## Written task:
Reply with nothing except the number of lines that contain the word "name".

##### The data

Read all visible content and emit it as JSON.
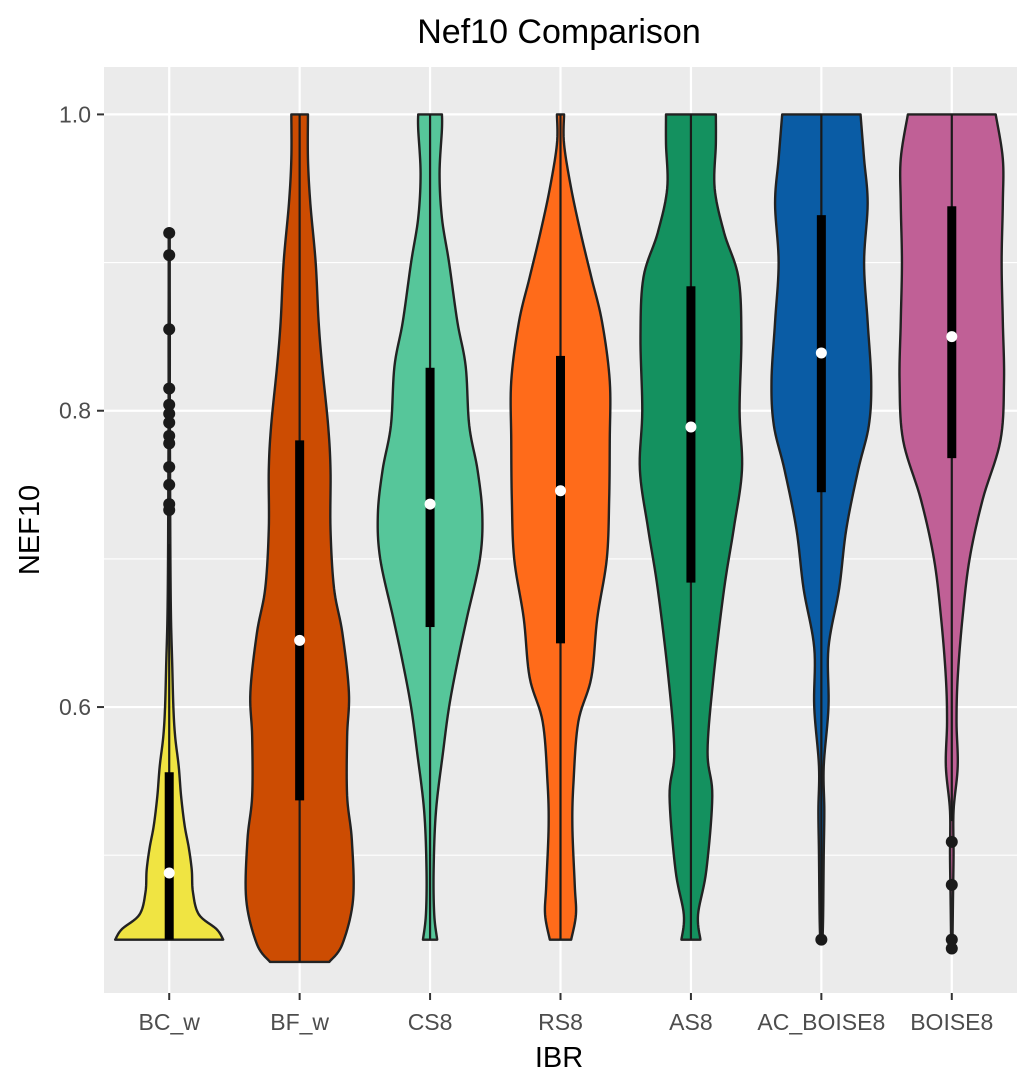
{
  "chart_data": {
    "type": "violin",
    "title": "Nef10 Comparison",
    "xlabel": "IBR",
    "ylabel": "NEF10",
    "ylim": [
      0.407,
      1.032
    ],
    "yticks": [
      {
        "value": 0.6,
        "label": "0.6"
      },
      {
        "value": 0.8,
        "label": "0.8"
      },
      {
        "value": 1.0,
        "label": "1.0"
      }
    ],
    "yminor": [
      0.5,
      0.7,
      0.9
    ],
    "grid": true,
    "groups": [
      {
        "name": "BC_w",
        "color": "#F0E442",
        "q1": 0.443,
        "median": 0.488,
        "q3": 0.556,
        "whisker_low": 0.443,
        "whisker_high": 0.71,
        "outliers": [
          0.733,
          0.737,
          0.75,
          0.762,
          0.778,
          0.783,
          0.792,
          0.798,
          0.804,
          0.815,
          0.855,
          0.905,
          0.92
        ],
        "density": [
          [
            0.443,
            0.91
          ],
          [
            0.45,
            0.8
          ],
          [
            0.46,
            0.5
          ],
          [
            0.475,
            0.4
          ],
          [
            0.49,
            0.38
          ],
          [
            0.505,
            0.33
          ],
          [
            0.52,
            0.26
          ],
          [
            0.54,
            0.2
          ],
          [
            0.56,
            0.16
          ],
          [
            0.58,
            0.1
          ],
          [
            0.6,
            0.07
          ],
          [
            0.63,
            0.05
          ],
          [
            0.66,
            0.03
          ],
          [
            0.7,
            0.02
          ],
          [
            0.75,
            0.015
          ],
          [
            0.8,
            0.01
          ],
          [
            0.85,
            0.01
          ],
          [
            0.9,
            0.007
          ],
          [
            0.92,
            0.003
          ]
        ]
      },
      {
        "name": "BF_w",
        "color": "#CC4C02",
        "q1": 0.537,
        "median": 0.645,
        "q3": 0.78,
        "whisker_low": 0.428,
        "whisker_high": 1.0,
        "outliers": [],
        "density": [
          [
            0.428,
            0.5
          ],
          [
            0.44,
            0.72
          ],
          [
            0.47,
            0.9
          ],
          [
            0.51,
            0.88
          ],
          [
            0.54,
            0.8
          ],
          [
            0.58,
            0.8
          ],
          [
            0.61,
            0.83
          ],
          [
            0.65,
            0.72
          ],
          [
            0.68,
            0.58
          ],
          [
            0.72,
            0.52
          ],
          [
            0.76,
            0.52
          ],
          [
            0.79,
            0.48
          ],
          [
            0.83,
            0.38
          ],
          [
            0.86,
            0.32
          ],
          [
            0.9,
            0.27
          ],
          [
            0.94,
            0.18
          ],
          [
            0.97,
            0.14
          ],
          [
            1.0,
            0.14
          ]
        ]
      },
      {
        "name": "CS8",
        "color": "#56C69A",
        "q1": 0.654,
        "median": 0.737,
        "q3": 0.829,
        "whisker_low": 0.443,
        "whisker_high": 1.0,
        "outliers": [],
        "density": [
          [
            0.443,
            0.12
          ],
          [
            0.46,
            0.07
          ],
          [
            0.49,
            0.06
          ],
          [
            0.53,
            0.1
          ],
          [
            0.57,
            0.22
          ],
          [
            0.6,
            0.32
          ],
          [
            0.63,
            0.46
          ],
          [
            0.66,
            0.62
          ],
          [
            0.7,
            0.84
          ],
          [
            0.73,
            0.88
          ],
          [
            0.76,
            0.8
          ],
          [
            0.79,
            0.66
          ],
          [
            0.83,
            0.6
          ],
          [
            0.86,
            0.46
          ],
          [
            0.9,
            0.32
          ],
          [
            0.93,
            0.2
          ],
          [
            0.96,
            0.16
          ],
          [
            0.99,
            0.2
          ],
          [
            1.0,
            0.2
          ]
        ]
      },
      {
        "name": "RS8",
        "color": "#FF6B1A",
        "q1": 0.643,
        "median": 0.746,
        "q3": 0.837,
        "whisker_low": 0.443,
        "whisker_high": 1.0,
        "outliers": [],
        "density": [
          [
            0.443,
            0.18
          ],
          [
            0.46,
            0.26
          ],
          [
            0.48,
            0.24
          ],
          [
            0.52,
            0.2
          ],
          [
            0.55,
            0.22
          ],
          [
            0.59,
            0.3
          ],
          [
            0.62,
            0.52
          ],
          [
            0.66,
            0.62
          ],
          [
            0.7,
            0.78
          ],
          [
            0.74,
            0.82
          ],
          [
            0.78,
            0.83
          ],
          [
            0.82,
            0.83
          ],
          [
            0.86,
            0.7
          ],
          [
            0.89,
            0.52
          ],
          [
            0.92,
            0.34
          ],
          [
            0.95,
            0.18
          ],
          [
            0.98,
            0.06
          ],
          [
            1.0,
            0.06
          ]
        ]
      },
      {
        "name": "AS8",
        "color": "#14915F",
        "q1": 0.684,
        "median": 0.789,
        "q3": 0.884,
        "whisker_low": 0.443,
        "whisker_high": 1.0,
        "outliers": [],
        "density": [
          [
            0.443,
            0.16
          ],
          [
            0.46,
            0.12
          ],
          [
            0.49,
            0.26
          ],
          [
            0.54,
            0.36
          ],
          [
            0.57,
            0.28
          ],
          [
            0.62,
            0.38
          ],
          [
            0.68,
            0.56
          ],
          [
            0.72,
            0.72
          ],
          [
            0.76,
            0.86
          ],
          [
            0.8,
            0.82
          ],
          [
            0.85,
            0.85
          ],
          [
            0.89,
            0.8
          ],
          [
            0.92,
            0.56
          ],
          [
            0.95,
            0.4
          ],
          [
            0.98,
            0.42
          ],
          [
            1.0,
            0.42
          ]
        ]
      },
      {
        "name": "AC_BOISE8",
        "color": "#0A5CA5",
        "q1": 0.745,
        "median": 0.839,
        "q3": 0.932,
        "whisker_low": 0.443,
        "whisker_high": 1.0,
        "outliers": [
          0.443
        ],
        "density": [
          [
            0.443,
            0.02
          ],
          [
            0.46,
            0.03
          ],
          [
            0.5,
            0.04
          ],
          [
            0.53,
            0.05
          ],
          [
            0.56,
            0.04
          ],
          [
            0.6,
            0.12
          ],
          [
            0.64,
            0.12
          ],
          [
            0.68,
            0.3
          ],
          [
            0.72,
            0.42
          ],
          [
            0.76,
            0.62
          ],
          [
            0.79,
            0.8
          ],
          [
            0.82,
            0.84
          ],
          [
            0.86,
            0.78
          ],
          [
            0.9,
            0.72
          ],
          [
            0.94,
            0.78
          ],
          [
            0.97,
            0.72
          ],
          [
            1.0,
            0.66
          ]
        ]
      },
      {
        "name": "BOISE8",
        "color": "#C06096",
        "q1": 0.768,
        "median": 0.85,
        "q3": 0.938,
        "whisker_low": 0.523,
        "whisker_high": 1.0,
        "outliers": [
          0.437,
          0.443,
          0.48,
          0.509
        ],
        "density": [
          [
            0.437,
            0.01
          ],
          [
            0.47,
            0.02
          ],
          [
            0.5,
            0.03
          ],
          [
            0.53,
            0.03
          ],
          [
            0.56,
            0.1
          ],
          [
            0.59,
            0.08
          ],
          [
            0.62,
            0.1
          ],
          [
            0.66,
            0.18
          ],
          [
            0.7,
            0.3
          ],
          [
            0.74,
            0.52
          ],
          [
            0.78,
            0.82
          ],
          [
            0.82,
            0.88
          ],
          [
            0.86,
            0.86
          ],
          [
            0.9,
            0.84
          ],
          [
            0.94,
            0.86
          ],
          [
            0.97,
            0.86
          ],
          [
            1.0,
            0.74
          ]
        ]
      }
    ]
  }
}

##########

## Worked solution:
7